▶ [Given problem]: Copy out the lines that include the word "سعيد".

▶ [Extracted records]:
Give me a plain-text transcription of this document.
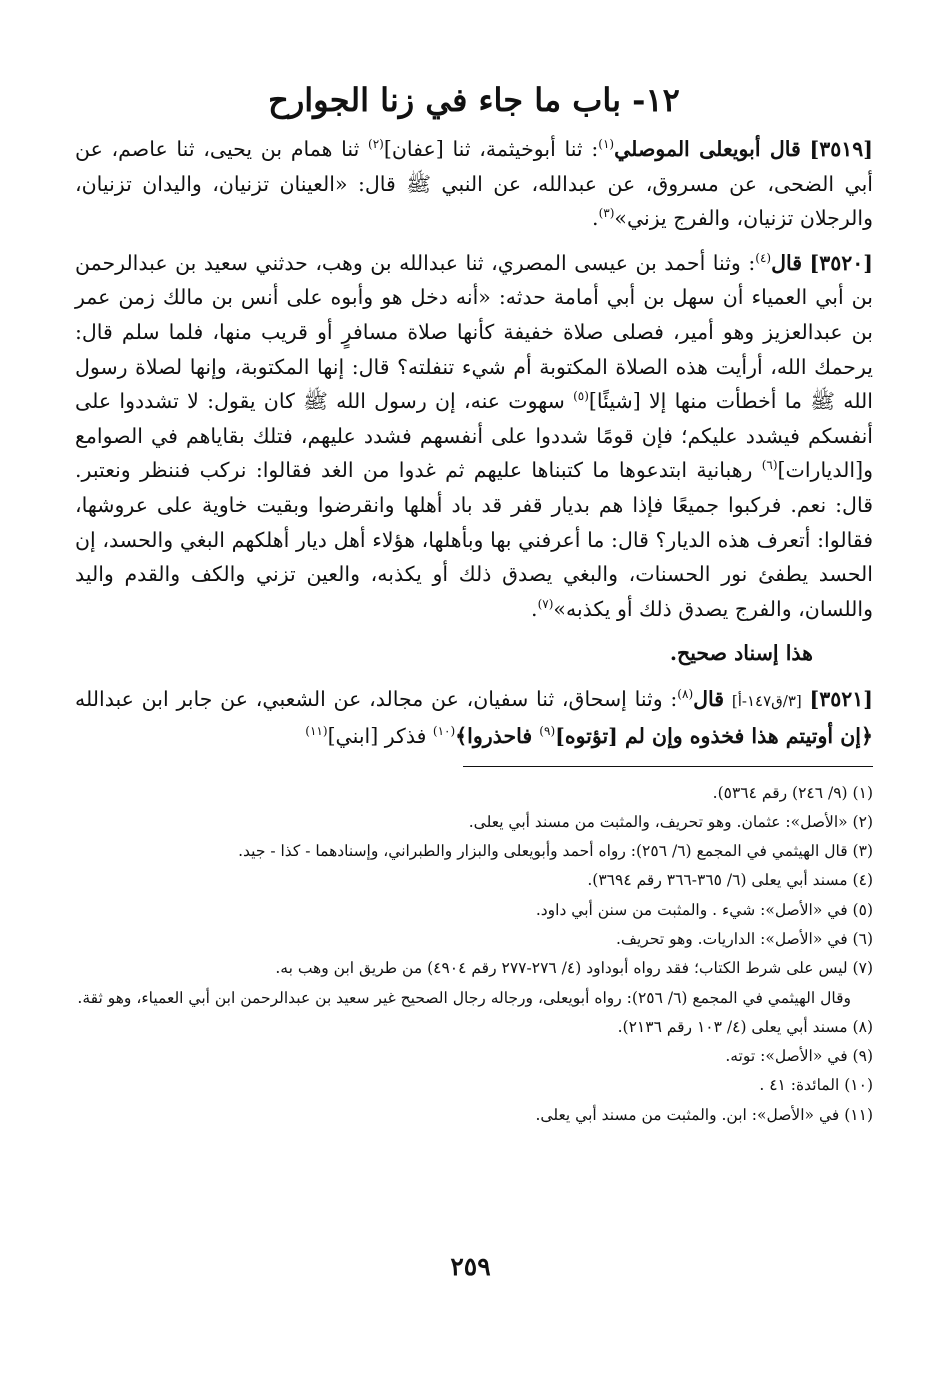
١٢- باب ما جاء في زنا الجوارح

[٣٥١٩] قال أبويعلى الموصلي$^{(١)}$: ثنا أبوخيثمة، ثنا [عفان]$^{(٢)}$ ثنا همام بن يحيى، ثنا عاصم، عن أبي الضحى، عن مسروق، عن عبدالله، عن النبي ﷺ قال: «العينان تزنيان، واليدان تزنيان، والرجلان تزنيان، والفرج يزني»$^{(٣)}$.

[٣٥٢٠] قال$^{(٤)}$: وثنا أحمد بن عيسى المصري، ثنا عبدالله بن وهب، حدثني سعيد بن عبدالرحمن بن أبي العمياء أن سهل بن أبي أمامة حدثه: «أنه دخل هو وأبوه على أنس بن مالك زمن عمر بن عبدالعزيز وهو أمير، فصلى صلاة خفيفة كأنها صلاة مسافرٍ أو قريب منها، فلما سلم قال: يرحمك الله، أرأيت هذه الصلاة المكتوبة أم شيء تنفلته؟ قال: إنها المكتوبة، وإنها لصلاة رسول الله ﷺ ما أخطأت منها إلا [شيئًا]$^{(٥)}$ سهوت عنه، إن رسول الله ﷺ كان يقول: لا تشددوا على أنفسكم فيشدد عليكم؛ فإن قومًا شددوا على أنفسهم فشدد عليهم، فتلك بقاياهم في الصوامع و[الديارات]$^{(٦)}$ رهبانية ابتدعوها ما كتبناها عليهم ثم غدوا من الغد فقالوا: نركب فننظر ونعتبر. قال: نعم. فركبوا جميعًا فإذا هم بديار قفر قد باد أهلها وانقرضوا وبقيت خاوية على عروشها، فقالوا: أتعرف هذه الديار؟ قال: ما أعرفني بها وبأهلها، هؤلاء أهل ديار أهلكهم البغي والحسد، إن الحسد يطفئ نور الحسنات، والبغي يصدق ذلك أو يكذبه، والعين تزني والكف والقدم واليد واللسان، والفرج يصدق ذلك أو يكذبه»$^{(٧)}$.

هذا إسناد صحيح.

[٣٥٢١] [٣/ق١٤٧-أ] قال$^{(٨)}$: وثنا إسحاق، ثنا سفيان، عن مجالد، عن الشعبي، عن جابر ابن عبدالله ﴿إن أوتيتم هذا فخذوه وإن لم [تؤتوه]$^{(٩)}$ فاحذروا﴾$^{(١٠)}$ فذكر [ابني]$^{(١١)}$

(١) (٩/ ٢٤٦) رقم ٥٣٦٤).
(٢) «الأصل»: عثمان. وهو تحريف، والمثبت من مسند أبي يعلى.
(٣) قال الهيثمي في المجمع (٦/ ٢٥٦): رواه أحمد وأبويعلى والبزار والطبراني، وإسنادهما - كذا - جيد.
(٤) مسند أبي يعلى (٦/ ٣٦٥-٣٦٦ رقم ٣٦٩٤).
(٥) في «الأصل»: شيء . والمثبت من سنن أبي داود.
(٦) في «الأصل»: الداريات. وهو تحريف.
(٧) ليس على شرط الكتاب؛ فقد رواه أبوداود (٤/ ٢٧٦-٢٧٧ رقم ٤٩٠٤) من طريق ابن وهب به.
وقال الهيثمي في المجمع (٦/ ٢٥٦): رواه أبويعلى، ورجاله رجال الصحيح غير سعيد بن عبدالرحمن ابن أبي العمياء، وهو ثقة.
(٨) مسند أبي يعلى (٤/ ١٠٣ رقم ٢١٣٦).
(٩) في «الأصل»: توته.
(١٠) المائدة: ٤١ .
(١١) في «الأصل»: ابن. والمثبت من مسند أبي يعلى.
٢٥٩
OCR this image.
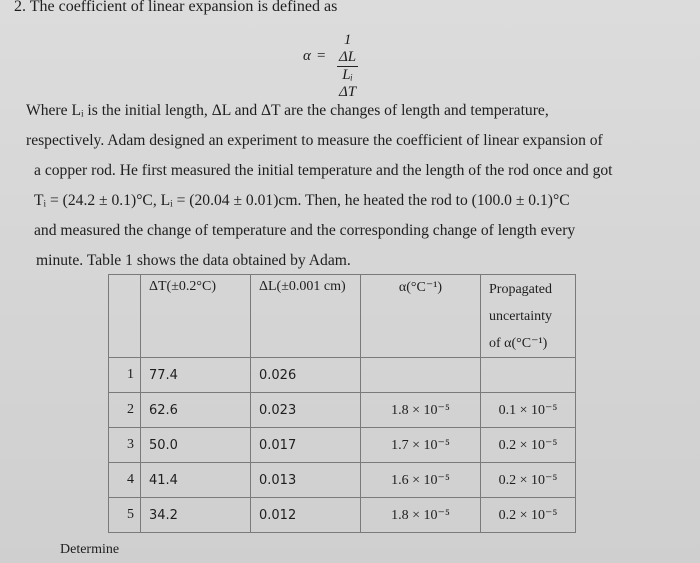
2. The coefficient of linear expansion is defined as
$\alpha = \frac{1 \Delta L}{\text{Lᵢ ΔT}}$

Where Lᵢ is the initial length, ΔL and ΔT are the changes of length and temperature,

respectively. Adam designed an experiment to measure the coefficient of linear expansion of

a copper rod. He first measured the initial temperature and the length of the rod once and got

Tᵢ = (24.2 ± 0.1)°C, Lᵢ = (20.04 ± 0.01)cm. Then, he heated the rod to (100.0 ± 0.1)°C

and measured the change of temperature and the corresponding change of length every

minute. Table 1 shows the data obtained by Adam.

	ΔT(±0.2°C)	ΔL(±0.001 cm)	α(°C⁻¹)	Propagated
uncertainty
of α(°C⁻¹)

1	77.4	0.026		
2	62.6	0.023	1.8 × 10⁻⁵	0.1 × 10⁻⁵
3	50.0	0.017	1.7 × 10⁻⁵	0.2 × 10⁻⁵
4	41.4	0.013	1.6 × 10⁻⁵	0.2 × 10⁻⁵
5	34.2	0.012	1.8 × 10⁻⁵	0.2 × 10⁻⁵
Determine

▶ [Answer below]:
[٣٥٢٠] قال$^{(٤)}$: وثنا أحمد بن عيسى المصري، ثنا عبدالله بن وهب، حدثني سعيد بن عبدالرحمن بن أبي العمياء أن سهل بن أبي أمامة حدثه: «أنه دخل هو وأبوه على أنس بن مالك زمن عمر بن عبدالعزيز وهو أمير، فصلى صلاة خفيفة كأنها صلاة مسافرٍ أو قريب منها، فلما سلم قال: يرحمك الله، أرأيت هذه الصلاة المكتوبة أم شيء تنفلته؟ قال: إنها المكتوبة، وإنها لصلاة رسول الله ﷺ ما أخطأت منها إلا [شيئًا]$^{(٥)}$ سهوت عنه، إن رسول الله ﷺ كان يقول: لا تشددوا على أنفسكم فيشدد عليكم؛ فإن قومًا شددوا على أنفسهم فشدد عليهم، فتلك بقاياهم في الصوامع و[الديارات]$^{(٦)}$ رهبانية ابتدعوها ما كتبناها عليهم ثم غدوا من الغد فقالوا: نركب فننظر ونعتبر. قال: نعم. فركبوا جميعًا فإذا هم بديار قفر قد باد أهلها وانقرضوا وبقيت خاوية على عروشها، فقالوا: أتعرف هذه الديار؟ قال: ما أعرفني بها وبأهلها، هؤلاء أهل ديار أهلكهم البغي والحسد، إن الحسد يطفئ نور الحسنات، والبغي يصدق ذلك أو يكذبه، والعين تزني والكف والقدم واليد واللسان، والفرج يصدق ذلك أو يكذبه»$^{(٧)}$.
وقال الهيثمي في المجمع (٦/ ٢٥٦): رواه أبويعلى، ورجاله رجال الصحيح غير سعيد بن عبدالرحمن ابن أبي العمياء، وهو ثقة.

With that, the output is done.